--- Page extract ---
◆ ◆ ◆ ◆ ◆ ◆ ◆
Clustering and Segmenting of Census Data

Clustering and Segmenting of Census Data

(adapted from Applied Analytics using SAS Enterprise Miner, SAS Institute, Cary, NC. 2010)

This demonstration introduces SAS Enterprise Miner tools and techniques for cluster and segmentation analysis. There are five parts:

· define the diagram and data source

· explore and filter the training data

· integrate the Cluster tool into the process flow and select the number of segments to create

· run a segmentation analysis

· use the Segment Profile tool to interpret the analysis results

Before you start, make sure that the defaults for sampling are set up properly. Select Options ð Preferences from the main menu and make sure that Sample Method is set to “Random” and Fetch Size is set to “Max.” It should look like this:

Diagram Definition

Use the following steps to define the diagram for the segmentation analysis. You can use the project you’ve already been using.

1. Right-click Diagrams in the Project panel and select Create Diagram. The Create New Diagram window opens and requests a diagram name.
◆ ◆ ◆ ◆ ◆ ◆ ◆
--- Dataset section ---

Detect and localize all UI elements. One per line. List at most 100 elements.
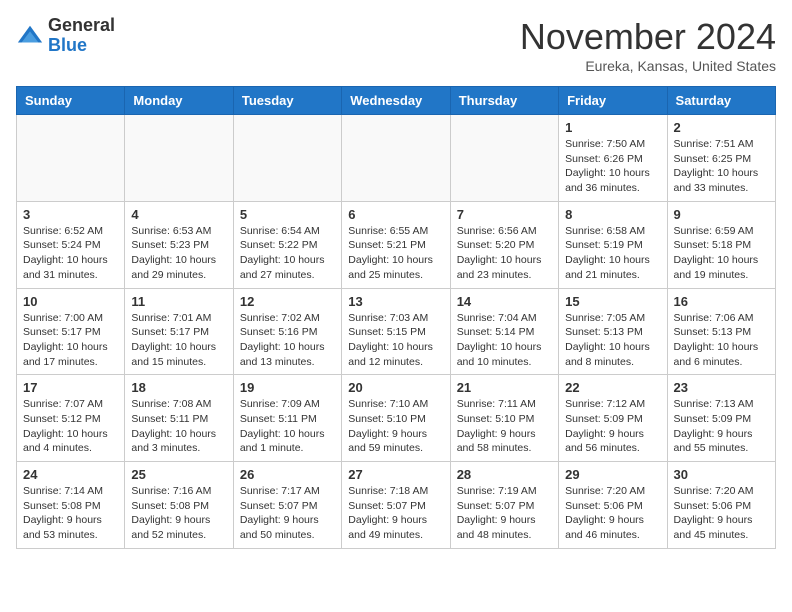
◆ ◆ ◆ ◆ ◆ ◆ ◆
--- Short task ---
Pick up the census clustering tutorial after its last sentence and write the next steps. The listing comes from a different source than the census clustering tutorial.

--- Reply ---
2. Type Segmentation Analysis in the Diagram Name field and select OK. SAS Enterprise Miner creates an analysis workspace window named Segmentation Analysis.

You use the Segmentation Analysis window to create process flow diagrams.

Data Source Definition

Follow these steps to create the segmentation analysis data source.

Follow these steps to specify a data source.

1. Select File ð New ð Data Source… from the main menu. The Data Source Wizard – Step 1of 8 Metadata Source opens.

Click on Source: and select Metadata Repository

2. Select Next >

The Data Source Wizard continues to Step 2 of 8 Select a SAS Table.

3. In this step, select the SAS table that you want to make available to SAS Enterprise Miner. Click Browse on the right hand side.

4. Browse through the folders: Shared Data/Libraries/AAEM. Then select CENSUS2000 and click OK.

The Census2000 data is a postal code-level summary of the entire 2000 United States Census.
It has seven variables:

ID postal code of the region

LOCX region longitude

LOCY region latitude

MEANHHSZ average household size in the region

MEDHHINC median household income in the region

REGDENS region population density percentile (1=lowest density, 100=highest density)

REGPOP number of people in the region

5. Select Next > until you reach Step 6.

Step 6 lets you to specify the role and level for each variable in the table. A default role is assigned based on the name of a variable. For example, the variable ID was given the role ID.

ID is an important designation – it means that this is the identifier for the data element (sort of like a primary key in a database table). Having a variable with an ID role is important so SAS can know how to tell the cases (rows of input data) apart.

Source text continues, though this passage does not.